**Source extract:**
[Begin]

Is is possible to add a timestamp as parameter?
I am currently working on a script that processes e-mail bounce statuses. This script runs every half hour, but I do have the timestamps of the reception of the bounce station. I'd like to use this timestamp for my metrics, because this will give a better view of what happens when.
So is it possible to send the timestamps (which are probably in the past) as well?
We collect log from the mobile devices too, which arrives when the device connects to internet. Is there a way to specify timestamp parameter.
this is not possible at the moment, the timestamp to send is generated at flush time and not stored with a specific metric. Adding this feature would mean some rather big changes to StatsD. This doesn't mean I'm opposed to having this feature, I think it might be useful in some cases.
so more conceptually speaking: an "offline" mode where you process historical data (not realtime), if we can assume the data is fed in in order (this seems reasonable) we can build an implementation that partitions the time in intervals based on the given timestamps (and then processes the data like usual), as opposed to a realtime clock.
+1 this would be great for those cases where producers, say logstash, have an event but the actual messages have been persisted for processing later.
This would be very useful. We have situations where we wish to correlate real-time data that is pushed immediately to statsd and real-time data that is not pushed immediately to statsd (however has timestamps to indicate when it was created).
+1 This would be great!
i started working on an implementation for historical processing in statsdaemon, but realized that doing this (i.e. adding timestamp support to a statsd network service) is not the right way to do it.
remember, a statsd network service has the responsability to send metrics to a backend (graphite) with the summarized stats, as soon as it can, but if it has to keep listening for old timestamps, that won't work very well. out of order input could mess things up as well. you could alleviate some of it by marking session boundaries but then realize that udp is an unreliable protocol.

[End]

**Data block:**

[Begin]

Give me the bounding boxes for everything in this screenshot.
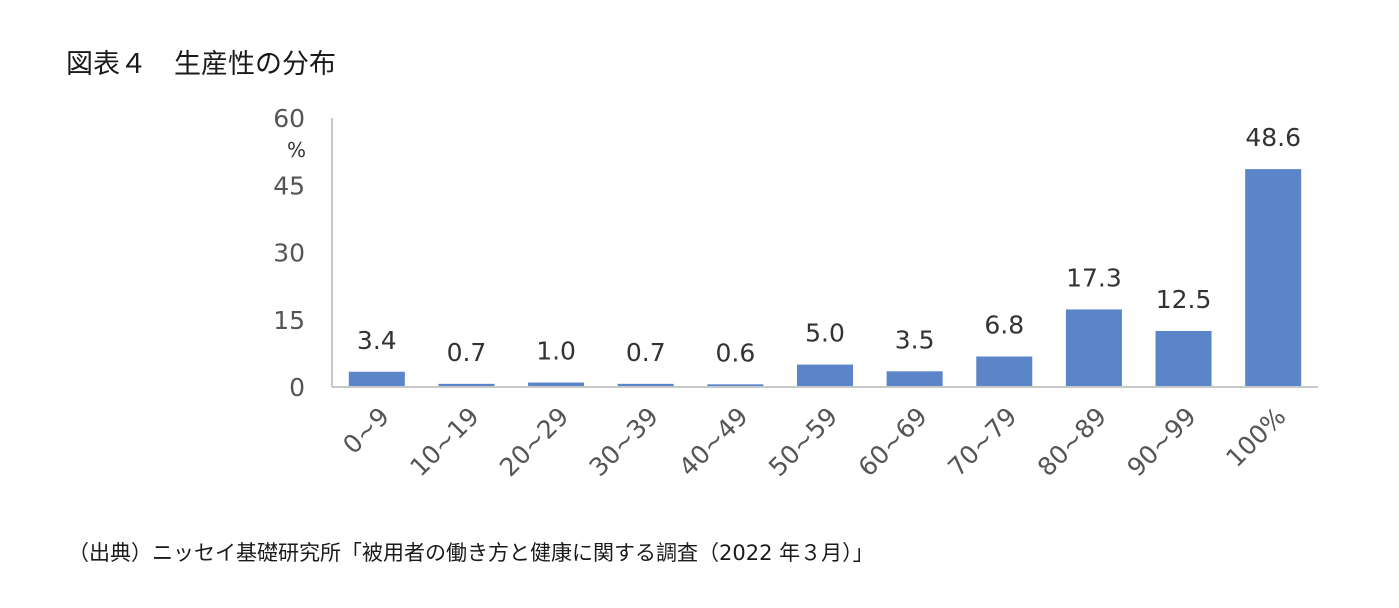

[End]

**Tasks and exercises:**
- A) Answer these about the forum thread on StatsD timestamps:
(i) How often does the e-mail bounce script run?
(ii) According to the reply explaining why this is not possible yet, when is the timestamp that StatsD sends generated?
(iii) In which program did one participant start an implementation for historical processing?
- B) Carry on the forum thread on StatsD timestamps from its final line.

**Answers to the tasks:**
- A)
(i) Every half hour.
(ii) At flush time.
(iii) statsdaemon.

- B)
I think a better approach would be to make a statsd "library" instead of network service, where you just iterate over your logs and emit the metrics into the library, and now you actually can call api functions to close timeframes (once you're sufficiently past it, for example)
@Dieterbe , you might want to look into https://github.com/elasticsearch/logstash
In my opinion, there is another important use case where this feature is needed. I want to contact several webservices and download a huge XML file of metrics and their generation timestamp from each one. Some servers cache the metrics they generate for a certain period and other throttle down the download speed, so it might take a minute to download the whole file. For these reasons I am not interested in the timestamp when the download finished, but rather in the timestamp that comes in the XML payload. And I want to use statsd because of the UDP protocol.
What makes adding this feature so difficult ? I do not know how the program is structured but what is needed is just to parse another input parameter and send with the other data for gauge metrics.
You may want to take a look at https://github.com/etsy/logster which can be used to parse log files and send metrics to graphite, using the timestamp from the log file.